Your task – Reproduce the listing below, substituting "vertical-axis-label" for every occurrence of "y-tick-label" and leaving everything else unchanged.

Start Records for this exercise

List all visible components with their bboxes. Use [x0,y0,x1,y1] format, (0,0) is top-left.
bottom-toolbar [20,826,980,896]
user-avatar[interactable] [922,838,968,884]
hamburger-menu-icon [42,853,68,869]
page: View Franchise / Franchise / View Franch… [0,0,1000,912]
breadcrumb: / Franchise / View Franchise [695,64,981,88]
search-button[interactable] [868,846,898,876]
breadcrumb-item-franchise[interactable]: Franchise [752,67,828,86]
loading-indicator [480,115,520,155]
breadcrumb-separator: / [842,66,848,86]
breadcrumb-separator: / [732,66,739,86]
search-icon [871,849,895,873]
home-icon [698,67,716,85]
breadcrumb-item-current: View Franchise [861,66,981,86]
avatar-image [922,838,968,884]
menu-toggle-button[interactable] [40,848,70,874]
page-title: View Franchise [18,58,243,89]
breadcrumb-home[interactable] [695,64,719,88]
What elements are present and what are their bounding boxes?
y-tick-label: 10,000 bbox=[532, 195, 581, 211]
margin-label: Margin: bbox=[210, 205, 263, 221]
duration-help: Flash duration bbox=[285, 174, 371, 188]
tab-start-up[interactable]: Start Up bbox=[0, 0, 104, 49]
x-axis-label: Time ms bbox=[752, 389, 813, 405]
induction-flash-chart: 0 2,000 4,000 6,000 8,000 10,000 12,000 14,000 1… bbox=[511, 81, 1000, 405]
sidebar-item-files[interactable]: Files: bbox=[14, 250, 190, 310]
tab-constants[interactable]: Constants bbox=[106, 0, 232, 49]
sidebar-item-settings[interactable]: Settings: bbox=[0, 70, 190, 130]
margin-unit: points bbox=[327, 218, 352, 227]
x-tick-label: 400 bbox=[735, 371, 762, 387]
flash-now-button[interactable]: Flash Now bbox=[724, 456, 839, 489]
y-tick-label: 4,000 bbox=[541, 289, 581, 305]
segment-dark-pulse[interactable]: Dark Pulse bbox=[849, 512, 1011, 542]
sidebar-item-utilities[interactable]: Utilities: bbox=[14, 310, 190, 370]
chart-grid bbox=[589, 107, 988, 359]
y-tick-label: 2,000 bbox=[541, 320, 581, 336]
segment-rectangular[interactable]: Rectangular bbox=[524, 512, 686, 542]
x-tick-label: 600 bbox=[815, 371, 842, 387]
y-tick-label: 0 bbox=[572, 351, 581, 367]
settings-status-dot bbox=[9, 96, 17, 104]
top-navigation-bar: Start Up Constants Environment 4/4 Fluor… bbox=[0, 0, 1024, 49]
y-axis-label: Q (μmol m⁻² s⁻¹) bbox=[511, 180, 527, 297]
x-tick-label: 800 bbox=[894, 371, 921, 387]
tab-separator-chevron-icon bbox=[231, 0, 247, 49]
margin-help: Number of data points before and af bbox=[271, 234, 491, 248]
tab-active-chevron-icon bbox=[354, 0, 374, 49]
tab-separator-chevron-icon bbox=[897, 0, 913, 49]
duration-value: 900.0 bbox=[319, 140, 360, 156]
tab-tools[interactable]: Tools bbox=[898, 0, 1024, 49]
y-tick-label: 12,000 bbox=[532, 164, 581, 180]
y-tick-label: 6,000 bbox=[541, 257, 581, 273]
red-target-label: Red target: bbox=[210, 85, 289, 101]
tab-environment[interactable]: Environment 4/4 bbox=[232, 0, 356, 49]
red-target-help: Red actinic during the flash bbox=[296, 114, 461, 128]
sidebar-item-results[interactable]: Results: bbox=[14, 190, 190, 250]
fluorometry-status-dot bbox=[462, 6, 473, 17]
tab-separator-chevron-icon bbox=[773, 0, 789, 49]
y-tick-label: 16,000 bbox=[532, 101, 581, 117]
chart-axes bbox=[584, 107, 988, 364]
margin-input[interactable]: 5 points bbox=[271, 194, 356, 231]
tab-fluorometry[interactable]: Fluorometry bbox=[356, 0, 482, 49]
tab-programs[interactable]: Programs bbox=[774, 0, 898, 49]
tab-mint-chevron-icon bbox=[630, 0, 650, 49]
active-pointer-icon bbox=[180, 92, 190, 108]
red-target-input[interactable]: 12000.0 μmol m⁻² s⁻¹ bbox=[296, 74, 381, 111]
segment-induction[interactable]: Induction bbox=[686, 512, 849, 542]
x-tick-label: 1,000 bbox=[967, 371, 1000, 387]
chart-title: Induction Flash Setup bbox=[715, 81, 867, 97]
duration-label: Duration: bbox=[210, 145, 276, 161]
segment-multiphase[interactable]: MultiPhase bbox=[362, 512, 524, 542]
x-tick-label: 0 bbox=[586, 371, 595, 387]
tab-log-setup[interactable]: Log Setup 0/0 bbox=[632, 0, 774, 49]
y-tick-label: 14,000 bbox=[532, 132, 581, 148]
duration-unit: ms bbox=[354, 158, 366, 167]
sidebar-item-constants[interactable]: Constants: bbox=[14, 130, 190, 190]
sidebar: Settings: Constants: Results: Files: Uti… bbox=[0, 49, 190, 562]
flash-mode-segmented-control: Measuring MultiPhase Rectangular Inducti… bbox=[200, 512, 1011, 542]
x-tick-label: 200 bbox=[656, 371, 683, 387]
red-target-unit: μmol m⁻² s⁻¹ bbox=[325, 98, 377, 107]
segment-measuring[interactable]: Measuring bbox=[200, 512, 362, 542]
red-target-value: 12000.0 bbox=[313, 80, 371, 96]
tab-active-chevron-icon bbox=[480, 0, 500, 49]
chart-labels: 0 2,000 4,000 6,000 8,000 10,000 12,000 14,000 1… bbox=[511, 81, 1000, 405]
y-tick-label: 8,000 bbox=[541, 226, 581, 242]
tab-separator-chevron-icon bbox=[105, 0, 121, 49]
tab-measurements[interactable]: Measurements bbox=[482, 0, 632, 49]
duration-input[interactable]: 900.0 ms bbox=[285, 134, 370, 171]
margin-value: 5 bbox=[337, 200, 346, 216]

End Records for this exercise

Solution to the exercise –
List all visible components with their bboxes. Use [x0,y0,x1,y1] format, (0,0) is top-left.
bottom-toolbar [20,826,980,896]
user-avatar[interactable] [922,838,968,884]
hamburger-menu-icon [42,853,68,869]
page: View Franchise / Franchise / View Franch… [0,0,1000,912]
breadcrumb: / Franchise / View Franchise [695,64,981,88]
search-button[interactable] [868,846,898,876]
breadcrumb-item-franchise[interactable]: Franchise [752,67,828,86]
loading-indicator [480,115,520,155]
breadcrumb-separator: / [842,66,848,86]
breadcrumb-separator: / [732,66,739,86]
search-icon [871,849,895,873]
home-icon [698,67,716,85]
breadcrumb-item-current: View Franchise [861,66,981,86]
avatar-image [922,838,968,884]
menu-toggle-button[interactable] [40,848,70,874]
page-title: View Franchise [18,58,243,89]
breadcrumb-home[interactable] [695,64,719,88]
What elements are present and what are their bounding boxes?
vertical-axis-label: 10,000 bbox=[532, 195, 581, 211]
margin-label: Margin: bbox=[210, 205, 263, 221]
duration-help: Flash duration bbox=[285, 174, 371, 188]
tab-start-up[interactable]: Start Up bbox=[0, 0, 104, 49]
x-axis-label: Time ms bbox=[752, 389, 813, 405]
induction-flash-chart: 0 2,000 4,000 6,000 8,000 10,000 12,000 14,000 1… bbox=[511, 81, 1000, 405]
sidebar-item-files[interactable]: Files: bbox=[14, 250, 190, 310]
tab-constants[interactable]: Constants bbox=[106, 0, 232, 49]
sidebar-item-settings[interactable]: Settings: bbox=[0, 70, 190, 130]
margin-unit: points bbox=[327, 218, 352, 227]
x-tick-label: 400 bbox=[735, 371, 762, 387]
flash-now-button[interactable]: Flash Now bbox=[724, 456, 839, 489]
vertical-axis-label: 4,000 bbox=[541, 289, 581, 305]
segment-dark-pulse[interactable]: Dark Pulse bbox=[849, 512, 1011, 542]
sidebar-item-utilities[interactable]: Utilities: bbox=[14, 310, 190, 370]
chart-grid bbox=[589, 107, 988, 359]
vertical-axis-label: 2,000 bbox=[541, 320, 581, 336]
segment-rectangular[interactable]: Rectangular bbox=[524, 512, 686, 542]
x-tick-label: 600 bbox=[815, 371, 842, 387]
vertical-axis-label: 0 bbox=[572, 351, 581, 367]
settings-status-dot bbox=[9, 96, 17, 104]
top-navigation-bar: Start Up Constants Environment 4/4 Fluor… bbox=[0, 0, 1024, 49]
y-axis-label: Q (μmol m⁻² s⁻¹) bbox=[511, 180, 527, 297]
x-tick-label: 800 bbox=[894, 371, 921, 387]
tab-separator-chevron-icon bbox=[231, 0, 247, 49]
margin-help: Number of data points before and af bbox=[271, 234, 491, 248]
tab-active-chevron-icon bbox=[354, 0, 374, 49]
tab-separator-chevron-icon bbox=[897, 0, 913, 49]
duration-value: 900.0 bbox=[319, 140, 360, 156]
tab-tools[interactable]: Tools bbox=[898, 0, 1024, 49]
vertical-axis-label: 12,000 bbox=[532, 164, 581, 180]
vertical-axis-label: 6,000 bbox=[541, 257, 581, 273]
red-target-label: Red target: bbox=[210, 85, 289, 101]
tab-environment[interactable]: Environment 4/4 bbox=[232, 0, 356, 49]
red-target-help: Red actinic during the flash bbox=[296, 114, 461, 128]
sidebar-item-results[interactable]: Results: bbox=[14, 190, 190, 250]
fluorometry-status-dot bbox=[462, 6, 473, 17]
tab-separator-chevron-icon bbox=[773, 0, 789, 49]
vertical-axis-label: 16,000 bbox=[532, 101, 581, 117]
chart-axes bbox=[584, 107, 988, 364]
margin-input[interactable]: 5 points bbox=[271, 194, 356, 231]
tab-fluorometry[interactable]: Fluorometry bbox=[356, 0, 482, 49]
tab-programs[interactable]: Programs bbox=[774, 0, 898, 49]
tab-mint-chevron-icon bbox=[630, 0, 650, 49]
active-pointer-icon bbox=[180, 92, 190, 108]
red-target-input[interactable]: 12000.0 μmol m⁻² s⁻¹ bbox=[296, 74, 381, 111]
segment-induction[interactable]: Induction bbox=[686, 512, 849, 542]
x-tick-label: 1,000 bbox=[967, 371, 1000, 387]
chart-title: Induction Flash Setup bbox=[715, 81, 867, 97]
duration-label: Duration: bbox=[210, 145, 276, 161]
segment-multiphase[interactable]: MultiPhase bbox=[362, 512, 524, 542]
x-tick-label: 0 bbox=[586, 371, 595, 387]
tab-log-setup[interactable]: Log Setup 0/0 bbox=[632, 0, 774, 49]
vertical-axis-label: 14,000 bbox=[532, 132, 581, 148]
duration-unit: ms bbox=[354, 158, 366, 167]
sidebar-item-constants[interactable]: Constants: bbox=[14, 130, 190, 190]
sidebar: Settings: Constants: Results: Files: Uti… bbox=[0, 49, 190, 562]
flash-mode-segmented-control: Measuring MultiPhase Rectangular Inducti… bbox=[200, 512, 1011, 542]
x-tick-label: 200 bbox=[656, 371, 683, 387]
red-target-unit: μmol m⁻² s⁻¹ bbox=[325, 98, 377, 107]
segment-measuring[interactable]: Measuring bbox=[200, 512, 362, 542]
red-target-value: 12000.0 bbox=[313, 80, 371, 96]
tab-active-chevron-icon bbox=[480, 0, 500, 49]
chart-labels: 0 2,000 4,000 6,000 8,000 10,000 12,000 14,000 1… bbox=[511, 81, 1000, 405]
vertical-axis-label: 8,000 bbox=[541, 226, 581, 242]
tab-separator-chevron-icon bbox=[105, 0, 121, 49]
tab-measurements[interactable]: Measurements bbox=[482, 0, 632, 49]
duration-input[interactable]: 900.0 ms bbox=[285, 134, 370, 171]
margin-value: 5 bbox=[337, 200, 346, 216]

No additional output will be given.